◆ **Your task**
Search the entries below. Return every line that has "Millions" in it.

[Items from a figure collection]
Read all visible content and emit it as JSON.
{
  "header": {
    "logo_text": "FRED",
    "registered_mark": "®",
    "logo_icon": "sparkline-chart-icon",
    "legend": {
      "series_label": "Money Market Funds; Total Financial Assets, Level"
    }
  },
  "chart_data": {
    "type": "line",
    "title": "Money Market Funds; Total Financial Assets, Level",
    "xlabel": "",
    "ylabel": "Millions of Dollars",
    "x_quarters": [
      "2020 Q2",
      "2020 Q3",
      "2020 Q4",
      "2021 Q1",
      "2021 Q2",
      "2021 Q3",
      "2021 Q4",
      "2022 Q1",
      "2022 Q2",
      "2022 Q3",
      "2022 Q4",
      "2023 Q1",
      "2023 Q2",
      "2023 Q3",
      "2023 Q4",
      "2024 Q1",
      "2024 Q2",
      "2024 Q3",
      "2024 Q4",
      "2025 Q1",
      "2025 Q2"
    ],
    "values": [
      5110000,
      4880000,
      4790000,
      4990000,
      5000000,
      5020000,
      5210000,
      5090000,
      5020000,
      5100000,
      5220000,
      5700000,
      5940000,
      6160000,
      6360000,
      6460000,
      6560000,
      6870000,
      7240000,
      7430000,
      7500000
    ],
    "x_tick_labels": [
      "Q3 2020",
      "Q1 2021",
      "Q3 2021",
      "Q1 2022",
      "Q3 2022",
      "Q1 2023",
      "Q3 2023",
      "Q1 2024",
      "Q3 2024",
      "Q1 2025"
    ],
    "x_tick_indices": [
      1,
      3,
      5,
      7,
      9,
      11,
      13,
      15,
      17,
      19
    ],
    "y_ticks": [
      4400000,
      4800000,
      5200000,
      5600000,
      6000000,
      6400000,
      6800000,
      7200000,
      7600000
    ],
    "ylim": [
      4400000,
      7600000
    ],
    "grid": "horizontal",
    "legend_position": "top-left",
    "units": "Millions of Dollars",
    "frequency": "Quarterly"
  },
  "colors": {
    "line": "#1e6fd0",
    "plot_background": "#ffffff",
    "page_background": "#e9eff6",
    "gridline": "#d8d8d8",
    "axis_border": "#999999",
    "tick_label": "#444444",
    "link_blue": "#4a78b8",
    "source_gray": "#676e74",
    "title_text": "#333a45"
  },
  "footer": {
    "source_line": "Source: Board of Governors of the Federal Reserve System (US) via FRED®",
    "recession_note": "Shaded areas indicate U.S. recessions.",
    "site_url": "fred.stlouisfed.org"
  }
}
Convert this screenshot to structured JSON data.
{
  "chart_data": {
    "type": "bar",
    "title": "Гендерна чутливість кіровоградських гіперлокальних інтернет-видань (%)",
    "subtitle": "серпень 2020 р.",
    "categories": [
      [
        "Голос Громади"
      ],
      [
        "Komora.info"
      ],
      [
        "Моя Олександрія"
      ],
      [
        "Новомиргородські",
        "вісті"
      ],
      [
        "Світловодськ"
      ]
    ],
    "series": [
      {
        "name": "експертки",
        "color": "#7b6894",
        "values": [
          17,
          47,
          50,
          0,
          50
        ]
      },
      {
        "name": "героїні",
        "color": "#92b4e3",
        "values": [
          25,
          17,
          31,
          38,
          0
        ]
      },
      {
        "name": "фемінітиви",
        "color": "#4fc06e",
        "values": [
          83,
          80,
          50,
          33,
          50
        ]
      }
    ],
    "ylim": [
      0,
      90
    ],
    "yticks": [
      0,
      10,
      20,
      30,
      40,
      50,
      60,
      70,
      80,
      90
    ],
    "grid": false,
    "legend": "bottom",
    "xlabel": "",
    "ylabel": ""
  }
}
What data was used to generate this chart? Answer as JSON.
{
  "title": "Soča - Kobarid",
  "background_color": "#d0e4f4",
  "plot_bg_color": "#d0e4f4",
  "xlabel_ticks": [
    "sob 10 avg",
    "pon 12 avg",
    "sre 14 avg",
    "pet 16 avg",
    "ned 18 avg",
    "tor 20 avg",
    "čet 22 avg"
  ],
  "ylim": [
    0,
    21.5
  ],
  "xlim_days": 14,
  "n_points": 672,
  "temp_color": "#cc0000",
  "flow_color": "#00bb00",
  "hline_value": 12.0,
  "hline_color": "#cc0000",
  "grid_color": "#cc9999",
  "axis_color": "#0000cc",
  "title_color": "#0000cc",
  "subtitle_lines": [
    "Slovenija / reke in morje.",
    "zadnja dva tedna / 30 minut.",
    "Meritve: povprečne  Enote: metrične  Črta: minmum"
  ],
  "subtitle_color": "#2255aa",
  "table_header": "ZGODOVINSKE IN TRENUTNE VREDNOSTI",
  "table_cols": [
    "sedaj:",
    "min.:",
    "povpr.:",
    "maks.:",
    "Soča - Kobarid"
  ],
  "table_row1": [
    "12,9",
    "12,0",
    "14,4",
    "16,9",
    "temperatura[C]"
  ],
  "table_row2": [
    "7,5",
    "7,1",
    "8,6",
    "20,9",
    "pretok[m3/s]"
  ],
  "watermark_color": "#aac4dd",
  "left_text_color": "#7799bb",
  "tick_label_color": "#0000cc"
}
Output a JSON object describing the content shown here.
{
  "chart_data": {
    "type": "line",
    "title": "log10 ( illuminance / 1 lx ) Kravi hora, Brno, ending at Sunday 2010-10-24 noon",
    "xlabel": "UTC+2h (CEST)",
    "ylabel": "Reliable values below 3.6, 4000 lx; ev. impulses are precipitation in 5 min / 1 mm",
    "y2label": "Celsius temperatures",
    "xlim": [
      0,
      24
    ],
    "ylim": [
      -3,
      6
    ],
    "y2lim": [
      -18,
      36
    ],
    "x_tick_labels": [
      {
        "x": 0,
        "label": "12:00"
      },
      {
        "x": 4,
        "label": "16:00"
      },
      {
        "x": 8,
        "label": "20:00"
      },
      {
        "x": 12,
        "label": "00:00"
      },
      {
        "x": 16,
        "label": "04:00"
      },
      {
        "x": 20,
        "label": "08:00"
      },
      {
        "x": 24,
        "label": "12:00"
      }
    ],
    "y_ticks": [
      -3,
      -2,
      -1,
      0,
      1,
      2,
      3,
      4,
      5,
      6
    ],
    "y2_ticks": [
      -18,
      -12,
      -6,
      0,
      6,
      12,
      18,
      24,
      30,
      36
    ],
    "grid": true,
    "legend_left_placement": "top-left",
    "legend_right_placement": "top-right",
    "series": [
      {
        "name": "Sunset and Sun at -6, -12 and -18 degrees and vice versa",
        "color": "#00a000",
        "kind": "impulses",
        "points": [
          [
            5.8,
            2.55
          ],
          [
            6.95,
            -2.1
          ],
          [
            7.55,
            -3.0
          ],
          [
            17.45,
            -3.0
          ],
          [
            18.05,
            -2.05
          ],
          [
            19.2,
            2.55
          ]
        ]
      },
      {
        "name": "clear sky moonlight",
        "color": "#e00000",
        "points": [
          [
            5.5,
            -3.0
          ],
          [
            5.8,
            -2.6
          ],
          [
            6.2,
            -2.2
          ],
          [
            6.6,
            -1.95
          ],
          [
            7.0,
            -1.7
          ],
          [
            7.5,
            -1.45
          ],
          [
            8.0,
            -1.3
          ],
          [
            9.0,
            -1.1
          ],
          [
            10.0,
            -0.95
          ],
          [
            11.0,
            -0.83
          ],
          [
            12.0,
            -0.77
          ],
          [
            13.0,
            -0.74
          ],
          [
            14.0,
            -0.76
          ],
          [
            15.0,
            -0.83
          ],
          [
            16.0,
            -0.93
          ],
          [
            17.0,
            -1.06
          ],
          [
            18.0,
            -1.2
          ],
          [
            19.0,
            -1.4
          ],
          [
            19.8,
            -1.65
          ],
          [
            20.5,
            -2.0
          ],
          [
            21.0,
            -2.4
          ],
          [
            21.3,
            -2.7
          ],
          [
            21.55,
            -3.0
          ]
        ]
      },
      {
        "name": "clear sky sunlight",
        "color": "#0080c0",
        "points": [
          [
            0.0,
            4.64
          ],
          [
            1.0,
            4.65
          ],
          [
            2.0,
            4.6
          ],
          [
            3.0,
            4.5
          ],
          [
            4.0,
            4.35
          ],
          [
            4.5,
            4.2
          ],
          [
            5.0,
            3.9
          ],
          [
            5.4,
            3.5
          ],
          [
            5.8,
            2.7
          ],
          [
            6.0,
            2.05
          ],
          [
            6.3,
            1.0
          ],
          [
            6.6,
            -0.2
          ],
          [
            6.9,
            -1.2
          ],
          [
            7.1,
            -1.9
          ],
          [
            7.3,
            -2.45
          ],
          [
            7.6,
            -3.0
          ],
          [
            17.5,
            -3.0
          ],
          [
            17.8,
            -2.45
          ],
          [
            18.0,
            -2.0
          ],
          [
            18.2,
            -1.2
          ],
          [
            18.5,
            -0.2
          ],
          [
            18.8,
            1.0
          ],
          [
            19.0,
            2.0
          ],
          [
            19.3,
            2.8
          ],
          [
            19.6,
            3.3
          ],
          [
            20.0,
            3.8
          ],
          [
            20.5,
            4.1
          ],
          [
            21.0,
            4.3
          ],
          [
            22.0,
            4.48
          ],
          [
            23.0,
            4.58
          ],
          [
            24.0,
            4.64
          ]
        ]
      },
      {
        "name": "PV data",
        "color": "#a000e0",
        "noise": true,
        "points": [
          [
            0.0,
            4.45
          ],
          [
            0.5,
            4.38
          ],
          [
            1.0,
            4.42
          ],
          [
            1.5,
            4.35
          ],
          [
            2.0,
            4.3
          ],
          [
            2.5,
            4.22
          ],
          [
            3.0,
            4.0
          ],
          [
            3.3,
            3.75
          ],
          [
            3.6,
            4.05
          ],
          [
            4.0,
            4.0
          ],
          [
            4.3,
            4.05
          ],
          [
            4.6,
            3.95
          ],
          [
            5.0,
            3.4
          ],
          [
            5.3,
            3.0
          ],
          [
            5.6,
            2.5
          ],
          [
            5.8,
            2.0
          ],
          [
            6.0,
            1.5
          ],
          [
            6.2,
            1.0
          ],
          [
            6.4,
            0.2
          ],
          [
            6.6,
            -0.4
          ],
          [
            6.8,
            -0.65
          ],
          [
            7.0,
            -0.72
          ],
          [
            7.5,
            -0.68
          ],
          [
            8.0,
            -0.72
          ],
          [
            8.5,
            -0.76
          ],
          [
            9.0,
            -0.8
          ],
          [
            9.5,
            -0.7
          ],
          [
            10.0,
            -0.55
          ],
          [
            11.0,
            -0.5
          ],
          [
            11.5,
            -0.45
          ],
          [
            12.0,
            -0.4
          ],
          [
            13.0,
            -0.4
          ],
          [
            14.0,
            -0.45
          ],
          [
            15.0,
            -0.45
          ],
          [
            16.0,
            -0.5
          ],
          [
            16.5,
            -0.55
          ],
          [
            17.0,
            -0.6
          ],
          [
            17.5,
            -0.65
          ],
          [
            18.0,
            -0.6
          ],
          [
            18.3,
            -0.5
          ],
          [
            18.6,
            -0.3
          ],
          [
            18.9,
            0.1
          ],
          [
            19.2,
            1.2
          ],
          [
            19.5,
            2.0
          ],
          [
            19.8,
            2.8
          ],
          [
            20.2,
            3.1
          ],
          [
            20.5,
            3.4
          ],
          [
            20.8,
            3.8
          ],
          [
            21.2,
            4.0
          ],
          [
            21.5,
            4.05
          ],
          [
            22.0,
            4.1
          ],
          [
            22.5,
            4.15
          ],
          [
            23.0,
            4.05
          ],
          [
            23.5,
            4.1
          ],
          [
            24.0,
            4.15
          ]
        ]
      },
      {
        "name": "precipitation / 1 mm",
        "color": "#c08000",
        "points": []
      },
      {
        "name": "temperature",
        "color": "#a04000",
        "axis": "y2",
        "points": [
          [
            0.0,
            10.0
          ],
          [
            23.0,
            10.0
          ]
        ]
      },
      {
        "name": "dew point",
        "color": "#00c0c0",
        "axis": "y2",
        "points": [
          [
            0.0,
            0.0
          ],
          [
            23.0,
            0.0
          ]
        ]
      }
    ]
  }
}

◆ **Solved problem**
    "ylabel": "Millions of Dollars",
    "units": "Millions of Dollars",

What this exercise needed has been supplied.